* **Task**
Transcribe the records below exactly as they appear, omitting any pictures.

* **Provided entries**
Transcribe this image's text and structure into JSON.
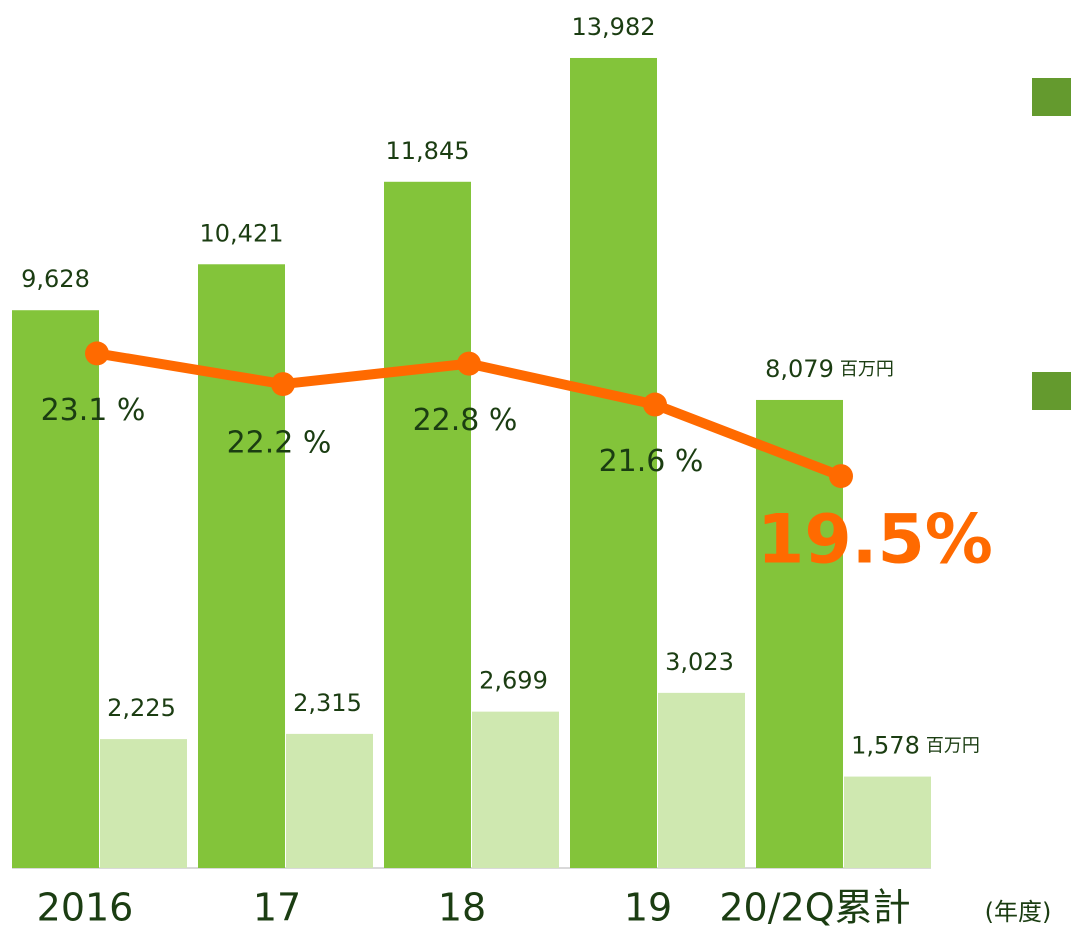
{
  "chart_data": {
    "type": "bar",
    "categories": [
      "2016",
      "17",
      "18",
      "19",
      "20/2Q累計"
    ],
    "x_label": "(年度)",
    "unit": "百万円",
    "ylim": [
      0,
      15000
    ],
    "y2lim": [
      8,
      33.5
    ],
    "series": [
      {
        "color": "#83c43a",
        "values": [
          9628,
          10421,
          11845,
          13982,
          8079
        ],
        "value_labels": [
          "9,628",
          "10,421",
          "11,845",
          "13,982",
          "8,079"
        ]
      },
      {
        "color": "#cfe8b0",
        "values": [
          2225,
          2315,
          2699,
          3023,
          1578
        ],
        "value_labels": [
          "2,225",
          "2,315",
          "2,699",
          "3,023",
          "1,578"
        ]
      },
      {
        "type": "line",
        "axis": "y2",
        "color": "#ff6a00",
        "values": [
          23.1,
          22.2,
          22.8,
          21.6,
          19.5
        ],
        "value_labels": [
          "23.1 %",
          "22.2 %",
          "22.8 %",
          "21.6 %",
          "19.5%"
        ]
      }
    ]
  }
}
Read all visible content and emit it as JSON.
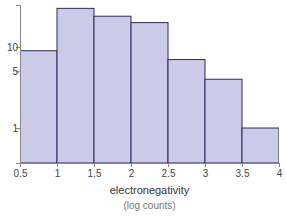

* **Solution**
Transcribe this image's text and structure into JSON.
{
  "chart_data": {
    "type": "bar",
    "categories": [
      "2016",
      "17",
      "18",
      "19",
      "20/2Q累計"
    ],
    "x_label": "(年度)",
    "unit": "百万円",
    "ylim": [
      0,
      15000
    ],
    "y2lim": [
      8,
      33.5
    ],
    "series": [
      {
        "color": "#83c43a",
        "values": [
          9628,
          10421,
          11845,
          13982,
          8079
        ],
        "value_labels": [
          "9,628",
          "10,421",
          "11,845",
          "13,982",
          "8,079"
        ]
      },
      {
        "color": "#cfe8b0",
        "values": [
          2225,
          2315,
          2699,
          3023,
          1578
        ],
        "value_labels": [
          "2,225",
          "2,315",
          "2,699",
          "3,023",
          "1,578"
        ]
      },
      {
        "type": "line",
        "axis": "y2",
        "color": "#ff6a00",
        "values": [
          23.1,
          22.2,
          22.8,
          21.6,
          19.5
        ],
        "value_labels": [
          "23.1 %",
          "22.2 %",
          "22.8 %",
          "21.6 %",
          "19.5%"
        ]
      }
    ]
  }
}
Read all visible content and emit it as JSON.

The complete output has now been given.